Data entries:
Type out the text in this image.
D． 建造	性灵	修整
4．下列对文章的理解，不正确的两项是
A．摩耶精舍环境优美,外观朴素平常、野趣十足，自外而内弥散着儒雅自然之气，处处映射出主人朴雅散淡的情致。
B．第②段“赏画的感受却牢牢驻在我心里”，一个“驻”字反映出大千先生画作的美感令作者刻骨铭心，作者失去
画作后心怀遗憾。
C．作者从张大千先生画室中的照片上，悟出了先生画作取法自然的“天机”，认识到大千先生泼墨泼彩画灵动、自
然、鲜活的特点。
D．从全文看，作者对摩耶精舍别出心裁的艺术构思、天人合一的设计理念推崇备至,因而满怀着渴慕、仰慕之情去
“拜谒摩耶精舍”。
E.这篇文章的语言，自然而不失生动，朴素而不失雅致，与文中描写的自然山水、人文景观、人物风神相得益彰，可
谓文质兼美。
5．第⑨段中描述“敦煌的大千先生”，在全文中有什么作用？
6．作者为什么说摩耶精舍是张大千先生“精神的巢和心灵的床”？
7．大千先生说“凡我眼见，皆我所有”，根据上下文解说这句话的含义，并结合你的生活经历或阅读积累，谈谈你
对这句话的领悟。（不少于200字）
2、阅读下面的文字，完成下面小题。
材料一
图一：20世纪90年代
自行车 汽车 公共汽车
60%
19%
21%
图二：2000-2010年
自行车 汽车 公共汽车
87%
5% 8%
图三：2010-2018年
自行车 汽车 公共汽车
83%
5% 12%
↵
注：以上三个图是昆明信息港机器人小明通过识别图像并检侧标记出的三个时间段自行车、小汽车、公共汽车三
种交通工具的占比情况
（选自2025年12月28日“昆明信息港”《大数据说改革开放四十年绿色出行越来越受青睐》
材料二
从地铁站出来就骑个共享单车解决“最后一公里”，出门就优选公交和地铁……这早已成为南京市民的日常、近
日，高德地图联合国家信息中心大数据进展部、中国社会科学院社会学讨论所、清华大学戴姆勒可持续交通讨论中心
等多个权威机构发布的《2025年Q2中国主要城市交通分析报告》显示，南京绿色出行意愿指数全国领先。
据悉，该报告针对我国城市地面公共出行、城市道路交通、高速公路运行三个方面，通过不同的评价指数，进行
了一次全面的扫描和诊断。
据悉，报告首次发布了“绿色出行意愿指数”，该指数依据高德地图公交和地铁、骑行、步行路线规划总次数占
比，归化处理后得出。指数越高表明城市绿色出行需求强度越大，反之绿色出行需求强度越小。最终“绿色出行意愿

--- Task description ---
Reproduce the material above, every line of it, exactly.

--- Task result ---
Type out the text in this image.
D． 建造	性灵	修整
4．下列对文章的理解，不正确的两项是
A．摩耶精舍环境优美,外观朴素平常、野趣十足，自外而内弥散着儒雅自然之气，处处映射出主人朴雅散淡的情致。
B．第②段“赏画的感受却牢牢驻在我心里”，一个“驻”字反映出大千先生画作的美感令作者刻骨铭心，作者失去
画作后心怀遗憾。
C．作者从张大千先生画室中的照片上，悟出了先生画作取法自然的“天机”，认识到大千先生泼墨泼彩画灵动、自
然、鲜活的特点。
D．从全文看，作者对摩耶精舍别出心裁的艺术构思、天人合一的设计理念推崇备至,因而满怀着渴慕、仰慕之情去
“拜谒摩耶精舍”。
E.这篇文章的语言，自然而不失生动，朴素而不失雅致，与文中描写的自然山水、人文景观、人物风神相得益彰，可
谓文质兼美。
5．第⑨段中描述“敦煌的大千先生”，在全文中有什么作用？
6．作者为什么说摩耶精舍是张大千先生“精神的巢和心灵的床”？
7．大千先生说“凡我眼见，皆我所有”，根据上下文解说这句话的含义，并结合你的生活经历或阅读积累，谈谈你
对这句话的领悟。（不少于200字）
2、阅读下面的文字，完成下面小题。
材料一
图一：20世纪90年代
自行车 汽车 公共汽车
60%
19%
21%
图二：2000-2010年
自行车 汽车 公共汽车
87%
5% 8%
图三：2010-2018年
自行车 汽车 公共汽车
83%
5% 12%
↵
注：以上三个图是昆明信息港机器人小明通过识别图像并检侧标记出的三个时间段自行车、小汽车、公共汽车三
种交通工具的占比情况
（选自2025年12月28日“昆明信息港”《大数据说改革开放四十年绿色出行越来越受青睐》
材料二
从地铁站出来就骑个共享单车解决“最后一公里”，出门就优选公交和地铁……这早已成为南京市民的日常、近
日，高德地图联合国家信息中心大数据进展部、中国社会科学院社会学讨论所、清华大学戴姆勒可持续交通讨论中心
等多个权威机构发布的《2025年Q2中国主要城市交通分析报告》显示，南京绿色出行意愿指数全国领先。
据悉，该报告针对我国城市地面公共出行、城市道路交通、高速公路运行三个方面，通过不同的评价指数，进行
了一次全面的扫描和诊断。
据悉，报告首次发布了“绿色出行意愿指数”，该指数依据高德地图公交和地铁、骑行、步行路线规划总次数占
比，归化处理后得出。指数越高表明城市绿色出行需求强度越大，反之绿色出行需求强度越小。最终“绿色出行意愿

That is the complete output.